* _MATERIALS PROVIDED_
>> START
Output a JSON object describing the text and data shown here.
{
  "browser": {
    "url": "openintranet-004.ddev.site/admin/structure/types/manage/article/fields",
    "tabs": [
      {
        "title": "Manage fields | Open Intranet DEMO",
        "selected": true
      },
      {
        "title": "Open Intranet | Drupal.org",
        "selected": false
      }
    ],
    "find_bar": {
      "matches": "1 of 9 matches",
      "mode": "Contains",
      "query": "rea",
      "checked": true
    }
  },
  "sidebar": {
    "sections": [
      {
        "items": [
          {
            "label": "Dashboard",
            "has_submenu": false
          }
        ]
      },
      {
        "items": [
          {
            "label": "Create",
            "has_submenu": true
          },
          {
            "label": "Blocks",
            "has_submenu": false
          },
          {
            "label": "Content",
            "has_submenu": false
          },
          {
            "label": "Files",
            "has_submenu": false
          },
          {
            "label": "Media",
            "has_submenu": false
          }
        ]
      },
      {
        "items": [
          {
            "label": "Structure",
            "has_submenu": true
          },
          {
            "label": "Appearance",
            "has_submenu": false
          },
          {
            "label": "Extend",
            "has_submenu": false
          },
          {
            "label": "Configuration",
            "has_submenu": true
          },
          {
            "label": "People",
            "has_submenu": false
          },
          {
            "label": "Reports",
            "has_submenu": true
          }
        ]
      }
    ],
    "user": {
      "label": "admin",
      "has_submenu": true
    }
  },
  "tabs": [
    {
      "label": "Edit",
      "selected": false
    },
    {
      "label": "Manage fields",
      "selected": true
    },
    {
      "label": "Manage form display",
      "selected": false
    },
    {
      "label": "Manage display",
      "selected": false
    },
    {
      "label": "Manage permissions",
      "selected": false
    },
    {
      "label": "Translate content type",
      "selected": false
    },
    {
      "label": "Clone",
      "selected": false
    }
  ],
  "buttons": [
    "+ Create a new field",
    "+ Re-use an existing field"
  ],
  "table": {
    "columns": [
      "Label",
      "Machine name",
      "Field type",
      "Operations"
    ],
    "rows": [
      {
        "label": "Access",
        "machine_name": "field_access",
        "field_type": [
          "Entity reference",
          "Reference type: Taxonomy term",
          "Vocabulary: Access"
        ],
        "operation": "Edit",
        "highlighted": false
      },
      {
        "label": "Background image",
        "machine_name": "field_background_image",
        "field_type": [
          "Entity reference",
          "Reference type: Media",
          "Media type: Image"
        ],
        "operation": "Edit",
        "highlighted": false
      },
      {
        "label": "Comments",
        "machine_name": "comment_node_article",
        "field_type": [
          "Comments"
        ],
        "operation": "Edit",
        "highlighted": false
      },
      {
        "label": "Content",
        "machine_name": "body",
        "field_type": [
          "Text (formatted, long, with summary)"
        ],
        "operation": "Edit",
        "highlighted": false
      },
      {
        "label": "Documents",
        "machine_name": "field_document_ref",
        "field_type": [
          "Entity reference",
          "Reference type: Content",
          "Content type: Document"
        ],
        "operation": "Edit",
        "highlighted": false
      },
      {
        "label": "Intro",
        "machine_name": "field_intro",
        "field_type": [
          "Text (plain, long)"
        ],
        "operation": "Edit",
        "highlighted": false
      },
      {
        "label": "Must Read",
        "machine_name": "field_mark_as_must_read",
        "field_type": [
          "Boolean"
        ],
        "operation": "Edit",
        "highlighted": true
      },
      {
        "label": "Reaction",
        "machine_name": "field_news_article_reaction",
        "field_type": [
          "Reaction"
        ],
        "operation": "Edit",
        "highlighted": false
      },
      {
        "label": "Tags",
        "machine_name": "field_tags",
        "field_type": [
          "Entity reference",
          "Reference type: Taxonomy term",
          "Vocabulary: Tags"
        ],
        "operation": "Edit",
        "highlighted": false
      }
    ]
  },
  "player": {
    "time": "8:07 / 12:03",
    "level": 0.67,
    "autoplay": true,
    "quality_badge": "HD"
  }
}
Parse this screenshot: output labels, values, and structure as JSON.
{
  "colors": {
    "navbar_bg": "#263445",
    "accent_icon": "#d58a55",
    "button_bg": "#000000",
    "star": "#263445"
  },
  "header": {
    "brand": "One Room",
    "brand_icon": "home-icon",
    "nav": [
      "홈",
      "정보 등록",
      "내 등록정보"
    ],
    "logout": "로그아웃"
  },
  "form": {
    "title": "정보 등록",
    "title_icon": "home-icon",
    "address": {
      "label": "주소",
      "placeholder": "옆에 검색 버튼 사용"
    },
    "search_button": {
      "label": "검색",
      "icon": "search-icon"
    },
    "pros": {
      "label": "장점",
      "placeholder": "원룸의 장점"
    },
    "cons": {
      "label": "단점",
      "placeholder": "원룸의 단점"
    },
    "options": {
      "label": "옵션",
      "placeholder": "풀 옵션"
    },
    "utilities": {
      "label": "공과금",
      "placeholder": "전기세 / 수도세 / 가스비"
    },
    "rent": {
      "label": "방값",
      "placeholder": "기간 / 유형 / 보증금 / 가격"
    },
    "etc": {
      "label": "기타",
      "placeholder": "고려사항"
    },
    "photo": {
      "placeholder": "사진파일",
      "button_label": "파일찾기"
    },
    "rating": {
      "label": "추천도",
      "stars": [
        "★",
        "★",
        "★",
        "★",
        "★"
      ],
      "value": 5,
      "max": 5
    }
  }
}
>> END
* _EXERCISE_
In the entries above, find lines with "JSON" and copy each.

* _COMPLETED EXERCISE_
Output a JSON object describing the text and data shown here.
Parse this screenshot: output labels, values, and structure as JSON.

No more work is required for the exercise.